-- BEGIN GIVEN INFORMATION --

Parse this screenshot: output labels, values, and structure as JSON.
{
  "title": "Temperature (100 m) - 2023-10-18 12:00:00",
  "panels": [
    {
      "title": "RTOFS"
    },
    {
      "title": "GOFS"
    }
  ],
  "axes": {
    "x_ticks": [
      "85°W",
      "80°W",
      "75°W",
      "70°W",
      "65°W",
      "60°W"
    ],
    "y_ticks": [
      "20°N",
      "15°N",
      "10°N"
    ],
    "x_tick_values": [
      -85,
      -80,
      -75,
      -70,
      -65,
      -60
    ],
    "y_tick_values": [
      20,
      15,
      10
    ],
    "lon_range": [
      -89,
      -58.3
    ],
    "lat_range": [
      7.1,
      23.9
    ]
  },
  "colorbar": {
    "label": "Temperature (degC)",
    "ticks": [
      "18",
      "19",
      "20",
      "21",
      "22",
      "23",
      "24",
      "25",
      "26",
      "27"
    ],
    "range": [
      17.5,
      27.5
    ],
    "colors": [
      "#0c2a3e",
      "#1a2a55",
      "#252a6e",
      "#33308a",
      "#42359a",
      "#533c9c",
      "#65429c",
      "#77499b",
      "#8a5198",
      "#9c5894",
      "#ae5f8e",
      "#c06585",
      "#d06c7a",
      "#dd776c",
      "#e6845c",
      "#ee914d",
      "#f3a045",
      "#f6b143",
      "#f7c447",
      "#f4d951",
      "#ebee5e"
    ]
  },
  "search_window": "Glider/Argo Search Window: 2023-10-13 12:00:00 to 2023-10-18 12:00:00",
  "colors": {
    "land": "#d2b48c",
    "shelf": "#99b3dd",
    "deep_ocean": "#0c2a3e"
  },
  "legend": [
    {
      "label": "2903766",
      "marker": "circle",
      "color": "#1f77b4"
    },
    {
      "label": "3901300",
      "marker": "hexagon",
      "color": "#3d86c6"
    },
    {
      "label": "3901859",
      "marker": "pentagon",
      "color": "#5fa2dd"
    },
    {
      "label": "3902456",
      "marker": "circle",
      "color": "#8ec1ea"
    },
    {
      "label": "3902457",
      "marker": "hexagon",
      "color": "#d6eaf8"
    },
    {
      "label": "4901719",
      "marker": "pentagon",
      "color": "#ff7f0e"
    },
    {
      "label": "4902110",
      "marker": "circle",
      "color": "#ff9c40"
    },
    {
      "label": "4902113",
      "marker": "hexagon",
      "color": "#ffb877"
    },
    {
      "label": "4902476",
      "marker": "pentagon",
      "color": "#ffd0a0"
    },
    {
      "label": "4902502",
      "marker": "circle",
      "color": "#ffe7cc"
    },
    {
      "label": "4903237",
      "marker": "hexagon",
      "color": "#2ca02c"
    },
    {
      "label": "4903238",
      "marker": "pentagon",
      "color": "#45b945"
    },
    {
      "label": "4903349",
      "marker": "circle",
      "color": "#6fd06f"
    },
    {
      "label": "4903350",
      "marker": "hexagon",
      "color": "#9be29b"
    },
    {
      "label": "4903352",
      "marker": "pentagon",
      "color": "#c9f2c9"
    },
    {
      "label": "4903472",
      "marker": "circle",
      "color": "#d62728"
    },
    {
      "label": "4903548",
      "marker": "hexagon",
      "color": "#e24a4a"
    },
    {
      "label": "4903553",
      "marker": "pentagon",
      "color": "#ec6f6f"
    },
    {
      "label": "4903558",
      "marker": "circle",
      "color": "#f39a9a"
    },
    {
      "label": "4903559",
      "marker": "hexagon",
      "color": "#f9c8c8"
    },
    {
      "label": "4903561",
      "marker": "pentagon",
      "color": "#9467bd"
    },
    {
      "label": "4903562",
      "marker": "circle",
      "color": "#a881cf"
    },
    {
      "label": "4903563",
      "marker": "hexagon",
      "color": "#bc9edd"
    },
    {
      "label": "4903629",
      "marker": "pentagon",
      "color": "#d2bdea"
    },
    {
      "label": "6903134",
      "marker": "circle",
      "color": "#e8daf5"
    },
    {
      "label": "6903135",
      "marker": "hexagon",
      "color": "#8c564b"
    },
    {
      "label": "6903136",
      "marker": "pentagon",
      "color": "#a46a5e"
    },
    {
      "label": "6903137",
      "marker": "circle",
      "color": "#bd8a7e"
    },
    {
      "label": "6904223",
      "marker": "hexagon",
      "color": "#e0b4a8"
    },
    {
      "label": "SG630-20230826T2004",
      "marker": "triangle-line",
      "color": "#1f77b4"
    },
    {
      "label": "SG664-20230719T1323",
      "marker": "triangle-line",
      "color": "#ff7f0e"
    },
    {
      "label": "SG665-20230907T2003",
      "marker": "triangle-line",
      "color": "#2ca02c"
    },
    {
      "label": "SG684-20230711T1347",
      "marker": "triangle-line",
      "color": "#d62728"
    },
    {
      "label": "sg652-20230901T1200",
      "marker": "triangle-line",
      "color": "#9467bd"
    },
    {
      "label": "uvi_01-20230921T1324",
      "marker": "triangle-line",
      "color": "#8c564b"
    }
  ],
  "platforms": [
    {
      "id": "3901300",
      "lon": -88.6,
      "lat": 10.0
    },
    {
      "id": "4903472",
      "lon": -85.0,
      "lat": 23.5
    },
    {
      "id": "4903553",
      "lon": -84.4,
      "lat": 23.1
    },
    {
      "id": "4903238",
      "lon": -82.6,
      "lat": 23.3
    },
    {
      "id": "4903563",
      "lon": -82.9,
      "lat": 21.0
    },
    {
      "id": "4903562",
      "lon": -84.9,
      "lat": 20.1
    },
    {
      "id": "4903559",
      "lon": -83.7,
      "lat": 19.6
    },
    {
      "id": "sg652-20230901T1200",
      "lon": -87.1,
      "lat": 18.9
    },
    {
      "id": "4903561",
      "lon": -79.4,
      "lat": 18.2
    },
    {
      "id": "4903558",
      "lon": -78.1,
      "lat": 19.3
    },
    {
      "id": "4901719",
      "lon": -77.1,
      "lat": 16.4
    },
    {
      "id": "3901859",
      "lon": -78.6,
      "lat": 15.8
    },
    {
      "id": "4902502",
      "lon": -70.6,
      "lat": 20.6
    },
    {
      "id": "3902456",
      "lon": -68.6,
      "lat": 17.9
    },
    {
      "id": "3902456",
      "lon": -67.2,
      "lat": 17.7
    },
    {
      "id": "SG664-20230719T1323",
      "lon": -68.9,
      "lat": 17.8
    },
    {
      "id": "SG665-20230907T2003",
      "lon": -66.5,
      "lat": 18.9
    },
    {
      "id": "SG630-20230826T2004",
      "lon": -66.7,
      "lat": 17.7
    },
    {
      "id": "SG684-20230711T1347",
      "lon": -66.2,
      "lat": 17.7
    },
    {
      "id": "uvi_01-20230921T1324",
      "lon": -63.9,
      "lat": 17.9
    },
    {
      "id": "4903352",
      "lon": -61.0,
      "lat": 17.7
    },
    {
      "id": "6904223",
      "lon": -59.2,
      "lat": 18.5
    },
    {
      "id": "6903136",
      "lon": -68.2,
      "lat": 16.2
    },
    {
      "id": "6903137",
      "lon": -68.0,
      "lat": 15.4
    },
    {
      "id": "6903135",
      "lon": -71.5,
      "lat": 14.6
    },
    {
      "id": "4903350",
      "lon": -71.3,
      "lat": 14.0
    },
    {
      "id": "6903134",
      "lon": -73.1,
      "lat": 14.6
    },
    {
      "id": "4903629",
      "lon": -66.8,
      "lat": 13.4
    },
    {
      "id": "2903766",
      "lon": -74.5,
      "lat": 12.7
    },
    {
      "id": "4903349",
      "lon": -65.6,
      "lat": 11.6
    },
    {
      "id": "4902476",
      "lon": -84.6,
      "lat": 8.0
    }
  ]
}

-- END GIVEN INFORMATION --

INSTRUCTIONS FOR THE TASK
All of the material must be reproduced exactly.

ANSWER TO THE TASK
Parse this screenshot: output labels, values, and structure as JSON.
{
  "title": "Temperature (100 m) - 2023-10-18 12:00:00",
  "panels": [
    {
      "title": "RTOFS"
    },
    {
      "title": "GOFS"
    }
  ],
  "axes": {
    "x_ticks": [
      "85°W",
      "80°W",
      "75°W",
      "70°W",
      "65°W",
      "60°W"
    ],
    "y_ticks": [
      "20°N",
      "15°N",
      "10°N"
    ],
    "x_tick_values": [
      -85,
      -80,
      -75,
      -70,
      -65,
      -60
    ],
    "y_tick_values": [
      20,
      15,
      10
    ],
    "lon_range": [
      -89,
      -58.3
    ],
    "lat_range": [
      7.1,
      23.9
    ]
  },
  "colorbar": {
    "label": "Temperature (degC)",
    "ticks": [
      "18",
      "19",
      "20",
      "21",
      "22",
      "23",
      "24",
      "25",
      "26",
      "27"
    ],
    "range": [
      17.5,
      27.5
    ],
    "colors": [
      "#0c2a3e",
      "#1a2a55",
      "#252a6e",
      "#33308a",
      "#42359a",
      "#533c9c",
      "#65429c",
      "#77499b",
      "#8a5198",
      "#9c5894",
      "#ae5f8e",
      "#c06585",
      "#d06c7a",
      "#dd776c",
      "#e6845c",
      "#ee914d",
      "#f3a045",
      "#f6b143",
      "#f7c447",
      "#f4d951",
      "#ebee5e"
    ]
  },
  "search_window": "Glider/Argo Search Window: 2023-10-13 12:00:00 to 2023-10-18 12:00:00",
  "colors": {
    "land": "#d2b48c",
    "shelf": "#99b3dd",
    "deep_ocean": "#0c2a3e"
  },
  "legend": [
    {
      "label": "2903766",
      "marker": "circle",
      "color": "#1f77b4"
    },
    {
      "label": "3901300",
      "marker": "hexagon",
      "color": "#3d86c6"
    },
    {
      "label": "3901859",
      "marker": "pentagon",
      "color": "#5fa2dd"
    },
    {
      "label": "3902456",
      "marker": "circle",
      "color": "#8ec1ea"
    },
    {
      "label": "3902457",
      "marker": "hexagon",
      "color": "#d6eaf8"
    },
    {
      "label": "4901719",
      "marker": "pentagon",
      "color": "#ff7f0e"
    },
    {
      "label": "4902110",
      "marker": "circle",
      "color": "#ff9c40"
    },
    {
      "label": "4902113",
      "marker": "hexagon",
      "color": "#ffb877"
    },
    {
      "label": "4902476",
      "marker": "pentagon",
      "color": "#ffd0a0"
    },
    {
      "label": "4902502",
      "marker": "circle",
      "color": "#ffe7cc"
    },
    {
      "label": "4903237",
      "marker": "hexagon",
      "color": "#2ca02c"
    },
    {
      "label": "4903238",
      "marker": "pentagon",
      "color": "#45b945"
    },
    {
      "label": "4903349",
      "marker": "circle",
      "color": "#6fd06f"
    },
    {
      "label": "4903350",
      "marker": "hexagon",
      "color": "#9be29b"
    },
    {
      "label": "4903352",
      "marker": "pentagon",
      "color": "#c9f2c9"
    },
    {
      "label": "4903472",
      "marker": "circle",
      "color": "#d62728"
    },
    {
      "label": "4903548",
      "marker": "hexagon",
      "color": "#e24a4a"
    },
    {
      "label": "4903553",
      "marker": "pentagon",
      "color": "#ec6f6f"
    },
    {
      "label": "4903558",
      "marker": "circle",
      "color": "#f39a9a"
    },
    {
      "label": "4903559",
      "marker": "hexagon",
      "color": "#f9c8c8"
    },
    {
      "label": "4903561",
      "marker": "pentagon",
      "color": "#9467bd"
    },
    {
      "label": "4903562",
      "marker": "circle",
      "color": "#a881cf"
    },
    {
      "label": "4903563",
      "marker": "hexagon",
      "color": "#bc9edd"
    },
    {
      "label": "4903629",
      "marker": "pentagon",
      "color": "#d2bdea"
    },
    {
      "label": "6903134",
      "marker": "circle",
      "color": "#e8daf5"
    },
    {
      "label": "6903135",
      "marker": "hexagon",
      "color": "#8c564b"
    },
    {
      "label": "6903136",
      "marker": "pentagon",
      "color": "#a46a5e"
    },
    {
      "label": "6903137",
      "marker": "circle",
      "color": "#bd8a7e"
    },
    {
      "label": "6904223",
      "marker": "hexagon",
      "color": "#e0b4a8"
    },
    {
      "label": "SG630-20230826T2004",
      "marker": "triangle-line",
      "color": "#1f77b4"
    },
    {
      "label": "SG664-20230719T1323",
      "marker": "triangle-line",
      "color": "#ff7f0e"
    },
    {
      "label": "SG665-20230907T2003",
      "marker": "triangle-line",
      "color": "#2ca02c"
    },
    {
      "label": "SG684-20230711T1347",
      "marker": "triangle-line",
      "color": "#d62728"
    },
    {
      "label": "sg652-20230901T1200",
      "marker": "triangle-line",
      "color": "#9467bd"
    },
    {
      "label": "uvi_01-20230921T1324",
      "marker": "triangle-line",
      "color": "#8c564b"
    }
  ],
  "platforms": [
    {
      "id": "3901300",
      "lon": -88.6,
      "lat": 10.0
    },
    {
      "id": "4903472",
      "lon": -85.0,
      "lat": 23.5
    },
    {
      "id": "4903553",
      "lon": -84.4,
      "lat": 23.1
    },
    {
      "id": "4903238",
      "lon": -82.6,
      "lat": 23.3
    },
    {
      "id": "4903563",
      "lon": -82.9,
      "lat": 21.0
    },
    {
      "id": "4903562",
      "lon": -84.9,
      "lat": 20.1
    },
    {
      "id": "4903559",
      "lon": -83.7,
      "lat": 19.6
    },
    {
      "id": "sg652-20230901T1200",
      "lon": -87.1,
      "lat": 18.9
    },
    {
      "id": "4903561",
      "lon": -79.4,
      "lat": 18.2
    },
    {
      "id": "4903558",
      "lon": -78.1,
      "lat": 19.3
    },
    {
      "id": "4901719",
      "lon": -77.1,
      "lat": 16.4
    },
    {
      "id": "3901859",
      "lon": -78.6,
      "lat": 15.8
    },
    {
      "id": "4902502",
      "lon": -70.6,
      "lat": 20.6
    },
    {
      "id": "3902456",
      "lon": -68.6,
      "lat": 17.9
    },
    {
      "id": "3902456",
      "lon": -67.2,
      "lat": 17.7
    },
    {
      "id": "SG664-20230719T1323",
      "lon": -68.9,
      "lat": 17.8
    },
    {
      "id": "SG665-20230907T2003",
      "lon": -66.5,
      "lat": 18.9
    },
    {
      "id": "SG630-20230826T2004",
      "lon": -66.7,
      "lat": 17.7
    },
    {
      "id": "SG684-20230711T1347",
      "lon": -66.2,
      "lat": 17.7
    },
    {
      "id": "uvi_01-20230921T1324",
      "lon": -63.9,
      "lat": 17.9
    },
    {
      "id": "4903352",
      "lon": -61.0,
      "lat": 17.7
    },
    {
      "id": "6904223",
      "lon": -59.2,
      "lat": 18.5
    },
    {
      "id": "6903136",
      "lon": -68.2,
      "lat": 16.2
    },
    {
      "id": "6903137",
      "lon": -68.0,
      "lat": 15.4
    },
    {
      "id": "6903135",
      "lon": -71.5,
      "lat": 14.6
    },
    {
      "id": "4903350",
      "lon": -71.3,
      "lat": 14.0
    },
    {
      "id": "6903134",
      "lon": -73.1,
      "lat": 14.6
    },
    {
      "id": "4903629",
      "lon": -66.8,
      "lat": 13.4
    },
    {
      "id": "2903766",
      "lon": -74.5,
      "lat": 12.7
    },
    {
      "id": "4903349",
      "lon": -65.6,
      "lat": 11.6
    },
    {
      "id": "4902476",
      "lon": -84.6,
      "lat": 8.0
    }
  ]
}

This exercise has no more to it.